Goal of the exercise –
Copy out all the data, word for word.

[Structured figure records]
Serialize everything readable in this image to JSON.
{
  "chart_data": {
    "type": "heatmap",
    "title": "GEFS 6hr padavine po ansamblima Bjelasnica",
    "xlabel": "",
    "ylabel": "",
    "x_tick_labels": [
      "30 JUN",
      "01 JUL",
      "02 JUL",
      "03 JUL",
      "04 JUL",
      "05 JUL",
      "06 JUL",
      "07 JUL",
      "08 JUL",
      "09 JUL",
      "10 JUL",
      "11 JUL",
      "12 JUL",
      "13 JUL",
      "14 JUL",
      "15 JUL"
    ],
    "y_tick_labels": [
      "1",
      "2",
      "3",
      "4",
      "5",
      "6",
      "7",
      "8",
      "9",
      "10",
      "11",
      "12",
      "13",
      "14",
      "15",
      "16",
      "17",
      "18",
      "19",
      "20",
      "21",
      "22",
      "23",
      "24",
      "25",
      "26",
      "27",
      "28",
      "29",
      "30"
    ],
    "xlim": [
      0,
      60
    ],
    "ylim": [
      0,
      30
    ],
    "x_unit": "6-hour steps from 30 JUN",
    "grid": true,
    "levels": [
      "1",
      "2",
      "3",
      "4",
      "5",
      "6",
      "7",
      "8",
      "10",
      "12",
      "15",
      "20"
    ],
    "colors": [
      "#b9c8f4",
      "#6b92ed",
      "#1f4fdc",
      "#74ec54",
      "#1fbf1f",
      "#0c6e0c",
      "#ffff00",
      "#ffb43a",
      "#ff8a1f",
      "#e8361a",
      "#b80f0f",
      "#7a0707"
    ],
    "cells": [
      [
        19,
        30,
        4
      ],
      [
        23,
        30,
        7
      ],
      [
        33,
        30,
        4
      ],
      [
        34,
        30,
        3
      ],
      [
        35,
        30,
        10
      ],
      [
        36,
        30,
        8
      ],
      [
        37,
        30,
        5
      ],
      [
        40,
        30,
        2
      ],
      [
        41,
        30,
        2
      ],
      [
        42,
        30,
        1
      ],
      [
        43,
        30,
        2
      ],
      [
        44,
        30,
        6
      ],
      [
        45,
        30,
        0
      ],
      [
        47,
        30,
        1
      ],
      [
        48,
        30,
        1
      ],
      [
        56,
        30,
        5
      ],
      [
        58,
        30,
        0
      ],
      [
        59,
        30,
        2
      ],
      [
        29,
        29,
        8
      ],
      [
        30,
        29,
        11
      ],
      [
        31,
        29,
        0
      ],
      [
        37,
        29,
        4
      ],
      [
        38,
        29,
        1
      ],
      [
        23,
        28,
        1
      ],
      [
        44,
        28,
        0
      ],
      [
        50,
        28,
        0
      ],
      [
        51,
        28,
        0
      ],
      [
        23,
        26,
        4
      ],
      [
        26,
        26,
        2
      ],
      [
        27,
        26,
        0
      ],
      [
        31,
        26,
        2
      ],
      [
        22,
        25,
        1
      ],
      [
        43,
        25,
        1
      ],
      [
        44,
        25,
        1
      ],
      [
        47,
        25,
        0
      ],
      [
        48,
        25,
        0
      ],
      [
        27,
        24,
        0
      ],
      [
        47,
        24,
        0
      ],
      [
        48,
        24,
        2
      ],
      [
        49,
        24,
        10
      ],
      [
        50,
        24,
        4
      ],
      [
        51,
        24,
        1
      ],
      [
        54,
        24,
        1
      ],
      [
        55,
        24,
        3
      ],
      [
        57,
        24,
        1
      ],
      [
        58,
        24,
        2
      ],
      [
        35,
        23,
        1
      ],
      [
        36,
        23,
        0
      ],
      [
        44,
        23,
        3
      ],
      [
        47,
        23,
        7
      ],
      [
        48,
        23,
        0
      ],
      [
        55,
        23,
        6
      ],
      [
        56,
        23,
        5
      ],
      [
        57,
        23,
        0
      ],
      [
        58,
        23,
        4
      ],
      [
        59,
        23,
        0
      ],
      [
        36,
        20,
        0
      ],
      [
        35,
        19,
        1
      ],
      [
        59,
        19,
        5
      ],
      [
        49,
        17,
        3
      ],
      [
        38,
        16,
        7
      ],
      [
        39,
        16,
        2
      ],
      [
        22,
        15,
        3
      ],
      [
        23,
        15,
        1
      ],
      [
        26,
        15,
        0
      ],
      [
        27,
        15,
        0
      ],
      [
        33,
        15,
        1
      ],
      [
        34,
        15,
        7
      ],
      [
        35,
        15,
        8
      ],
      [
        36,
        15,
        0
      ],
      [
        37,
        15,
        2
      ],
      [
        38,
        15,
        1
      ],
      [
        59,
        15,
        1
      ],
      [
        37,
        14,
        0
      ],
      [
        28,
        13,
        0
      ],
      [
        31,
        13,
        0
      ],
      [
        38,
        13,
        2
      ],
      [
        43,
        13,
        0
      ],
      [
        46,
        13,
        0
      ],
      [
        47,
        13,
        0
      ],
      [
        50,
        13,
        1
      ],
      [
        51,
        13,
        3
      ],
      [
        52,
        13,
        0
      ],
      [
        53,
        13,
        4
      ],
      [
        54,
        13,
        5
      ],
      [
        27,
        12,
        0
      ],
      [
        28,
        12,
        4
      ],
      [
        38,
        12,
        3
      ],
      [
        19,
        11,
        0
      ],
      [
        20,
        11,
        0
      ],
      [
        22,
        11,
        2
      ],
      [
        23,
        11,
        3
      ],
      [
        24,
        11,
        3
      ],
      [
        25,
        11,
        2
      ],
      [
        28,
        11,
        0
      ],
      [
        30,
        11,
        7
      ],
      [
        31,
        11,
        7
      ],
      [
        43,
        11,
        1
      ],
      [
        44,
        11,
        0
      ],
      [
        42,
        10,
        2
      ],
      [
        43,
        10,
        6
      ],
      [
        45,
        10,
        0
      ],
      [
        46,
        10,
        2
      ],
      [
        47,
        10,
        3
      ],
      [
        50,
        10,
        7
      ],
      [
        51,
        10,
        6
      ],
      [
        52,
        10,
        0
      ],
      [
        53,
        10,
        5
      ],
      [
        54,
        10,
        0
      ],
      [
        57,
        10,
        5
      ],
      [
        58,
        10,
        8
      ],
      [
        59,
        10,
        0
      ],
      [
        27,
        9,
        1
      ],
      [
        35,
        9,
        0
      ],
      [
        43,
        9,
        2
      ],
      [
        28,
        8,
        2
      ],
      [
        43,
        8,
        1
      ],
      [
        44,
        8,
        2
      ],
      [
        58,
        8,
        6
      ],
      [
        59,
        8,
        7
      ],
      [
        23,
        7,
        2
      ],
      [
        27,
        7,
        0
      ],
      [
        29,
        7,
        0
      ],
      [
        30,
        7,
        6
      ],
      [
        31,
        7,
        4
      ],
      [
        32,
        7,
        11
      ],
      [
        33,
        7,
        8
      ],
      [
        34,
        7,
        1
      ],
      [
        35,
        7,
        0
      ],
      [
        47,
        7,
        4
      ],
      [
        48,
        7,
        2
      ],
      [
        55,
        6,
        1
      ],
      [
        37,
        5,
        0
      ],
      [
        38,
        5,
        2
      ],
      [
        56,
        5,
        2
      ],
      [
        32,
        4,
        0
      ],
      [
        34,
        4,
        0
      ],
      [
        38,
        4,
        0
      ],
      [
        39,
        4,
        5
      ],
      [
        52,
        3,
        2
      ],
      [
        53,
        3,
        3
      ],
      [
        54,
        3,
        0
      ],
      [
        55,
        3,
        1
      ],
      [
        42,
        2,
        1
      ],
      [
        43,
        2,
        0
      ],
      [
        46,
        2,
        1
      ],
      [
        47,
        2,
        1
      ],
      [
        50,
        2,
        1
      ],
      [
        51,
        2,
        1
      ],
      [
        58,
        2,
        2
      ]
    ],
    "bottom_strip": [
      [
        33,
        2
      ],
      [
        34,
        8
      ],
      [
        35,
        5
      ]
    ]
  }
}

Solution below –
Serialize everything readable in this image to JSON.
{
  "chart_data": {
    "type": "heatmap",
    "title": "GEFS 6hr padavine po ansamblima Bjelasnica",
    "xlabel": "",
    "ylabel": "",
    "x_tick_labels": [
      "30 JUN",
      "01 JUL",
      "02 JUL",
      "03 JUL",
      "04 JUL",
      "05 JUL",
      "06 JUL",
      "07 JUL",
      "08 JUL",
      "09 JUL",
      "10 JUL",
      "11 JUL",
      "12 JUL",
      "13 JUL",
      "14 JUL",
      "15 JUL"
    ],
    "y_tick_labels": [
      "1",
      "2",
      "3",
      "4",
      "5",
      "6",
      "7",
      "8",
      "9",
      "10",
      "11",
      "12",
      "13",
      "14",
      "15",
      "16",
      "17",
      "18",
      "19",
      "20",
      "21",
      "22",
      "23",
      "24",
      "25",
      "26",
      "27",
      "28",
      "29",
      "30"
    ],
    "xlim": [
      0,
      60
    ],
    "ylim": [
      0,
      30
    ],
    "x_unit": "6-hour steps from 30 JUN",
    "grid": true,
    "levels": [
      "1",
      "2",
      "3",
      "4",
      "5",
      "6",
      "7",
      "8",
      "10",
      "12",
      "15",
      "20"
    ],
    "colors": [
      "#b9c8f4",
      "#6b92ed",
      "#1f4fdc",
      "#74ec54",
      "#1fbf1f",
      "#0c6e0c",
      "#ffff00",
      "#ffb43a",
      "#ff8a1f",
      "#e8361a",
      "#b80f0f",
      "#7a0707"
    ],
    "cells": [
      [
        19,
        30,
        4
      ],
      [
        23,
        30,
        7
      ],
      [
        33,
        30,
        4
      ],
      [
        34,
        30,
        3
      ],
      [
        35,
        30,
        10
      ],
      [
        36,
        30,
        8
      ],
      [
        37,
        30,
        5
      ],
      [
        40,
        30,
        2
      ],
      [
        41,
        30,
        2
      ],
      [
        42,
        30,
        1
      ],
      [
        43,
        30,
        2
      ],
      [
        44,
        30,
        6
      ],
      [
        45,
        30,
        0
      ],
      [
        47,
        30,
        1
      ],
      [
        48,
        30,
        1
      ],
      [
        56,
        30,
        5
      ],
      [
        58,
        30,
        0
      ],
      [
        59,
        30,
        2
      ],
      [
        29,
        29,
        8
      ],
      [
        30,
        29,
        11
      ],
      [
        31,
        29,
        0
      ],
      [
        37,
        29,
        4
      ],
      [
        38,
        29,
        1
      ],
      [
        23,
        28,
        1
      ],
      [
        44,
        28,
        0
      ],
      [
        50,
        28,
        0
      ],
      [
        51,
        28,
        0
      ],
      [
        23,
        26,
        4
      ],
      [
        26,
        26,
        2
      ],
      [
        27,
        26,
        0
      ],
      [
        31,
        26,
        2
      ],
      [
        22,
        25,
        1
      ],
      [
        43,
        25,
        1
      ],
      [
        44,
        25,
        1
      ],
      [
        47,
        25,
        0
      ],
      [
        48,
        25,
        0
      ],
      [
        27,
        24,
        0
      ],
      [
        47,
        24,
        0
      ],
      [
        48,
        24,
        2
      ],
      [
        49,
        24,
        10
      ],
      [
        50,
        24,
        4
      ],
      [
        51,
        24,
        1
      ],
      [
        54,
        24,
        1
      ],
      [
        55,
        24,
        3
      ],
      [
        57,
        24,
        1
      ],
      [
        58,
        24,
        2
      ],
      [
        35,
        23,
        1
      ],
      [
        36,
        23,
        0
      ],
      [
        44,
        23,
        3
      ],
      [
        47,
        23,
        7
      ],
      [
        48,
        23,
        0
      ],
      [
        55,
        23,
        6
      ],
      [
        56,
        23,
        5
      ],
      [
        57,
        23,
        0
      ],
      [
        58,
        23,
        4
      ],
      [
        59,
        23,
        0
      ],
      [
        36,
        20,
        0
      ],
      [
        35,
        19,
        1
      ],
      [
        59,
        19,
        5
      ],
      [
        49,
        17,
        3
      ],
      [
        38,
        16,
        7
      ],
      [
        39,
        16,
        2
      ],
      [
        22,
        15,
        3
      ],
      [
        23,
        15,
        1
      ],
      [
        26,
        15,
        0
      ],
      [
        27,
        15,
        0
      ],
      [
        33,
        15,
        1
      ],
      [
        34,
        15,
        7
      ],
      [
        35,
        15,
        8
      ],
      [
        36,
        15,
        0
      ],
      [
        37,
        15,
        2
      ],
      [
        38,
        15,
        1
      ],
      [
        59,
        15,
        1
      ],
      [
        37,
        14,
        0
      ],
      [
        28,
        13,
        0
      ],
      [
        31,
        13,
        0
      ],
      [
        38,
        13,
        2
      ],
      [
        43,
        13,
        0
      ],
      [
        46,
        13,
        0
      ],
      [
        47,
        13,
        0
      ],
      [
        50,
        13,
        1
      ],
      [
        51,
        13,
        3
      ],
      [
        52,
        13,
        0
      ],
      [
        53,
        13,
        4
      ],
      [
        54,
        13,
        5
      ],
      [
        27,
        12,
        0
      ],
      [
        28,
        12,
        4
      ],
      [
        38,
        12,
        3
      ],
      [
        19,
        11,
        0
      ],
      [
        20,
        11,
        0
      ],
      [
        22,
        11,
        2
      ],
      [
        23,
        11,
        3
      ],
      [
        24,
        11,
        3
      ],
      [
        25,
        11,
        2
      ],
      [
        28,
        11,
        0
      ],
      [
        30,
        11,
        7
      ],
      [
        31,
        11,
        7
      ],
      [
        43,
        11,
        1
      ],
      [
        44,
        11,
        0
      ],
      [
        42,
        10,
        2
      ],
      [
        43,
        10,
        6
      ],
      [
        45,
        10,
        0
      ],
      [
        46,
        10,
        2
      ],
      [
        47,
        10,
        3
      ],
      [
        50,
        10,
        7
      ],
      [
        51,
        10,
        6
      ],
      [
        52,
        10,
        0
      ],
      [
        53,
        10,
        5
      ],
      [
        54,
        10,
        0
      ],
      [
        57,
        10,
        5
      ],
      [
        58,
        10,
        8
      ],
      [
        59,
        10,
        0
      ],
      [
        27,
        9,
        1
      ],
      [
        35,
        9,
        0
      ],
      [
        43,
        9,
        2
      ],
      [
        28,
        8,
        2
      ],
      [
        43,
        8,
        1
      ],
      [
        44,
        8,
        2
      ],
      [
        58,
        8,
        6
      ],
      [
        59,
        8,
        7
      ],
      [
        23,
        7,
        2
      ],
      [
        27,
        7,
        0
      ],
      [
        29,
        7,
        0
      ],
      [
        30,
        7,
        6
      ],
      [
        31,
        7,
        4
      ],
      [
        32,
        7,
        11
      ],
      [
        33,
        7,
        8
      ],
      [
        34,
        7,
        1
      ],
      [
        35,
        7,
        0
      ],
      [
        47,
        7,
        4
      ],
      [
        48,
        7,
        2
      ],
      [
        55,
        6,
        1
      ],
      [
        37,
        5,
        0
      ],
      [
        38,
        5,
        2
      ],
      [
        56,
        5,
        2
      ],
      [
        32,
        4,
        0
      ],
      [
        34,
        4,
        0
      ],
      [
        38,
        4,
        0
      ],
      [
        39,
        4,
        5
      ],
      [
        52,
        3,
        2
      ],
      [
        53,
        3,
        3
      ],
      [
        54,
        3,
        0
      ],
      [
        55,
        3,
        1
      ],
      [
        42,
        2,
        1
      ],
      [
        43,
        2,
        0
      ],
      [
        46,
        2,
        1
      ],
      [
        47,
        2,
        1
      ],
      [
        50,
        2,
        1
      ],
      [
        51,
        2,
        1
      ],
      [
        58,
        2,
        2
      ]
    ],
    "bottom_strip": [
      [
        33,
        2
      ],
      [
        34,
        8
      ],
      [
        35,
        5
      ]
    ]
  }
}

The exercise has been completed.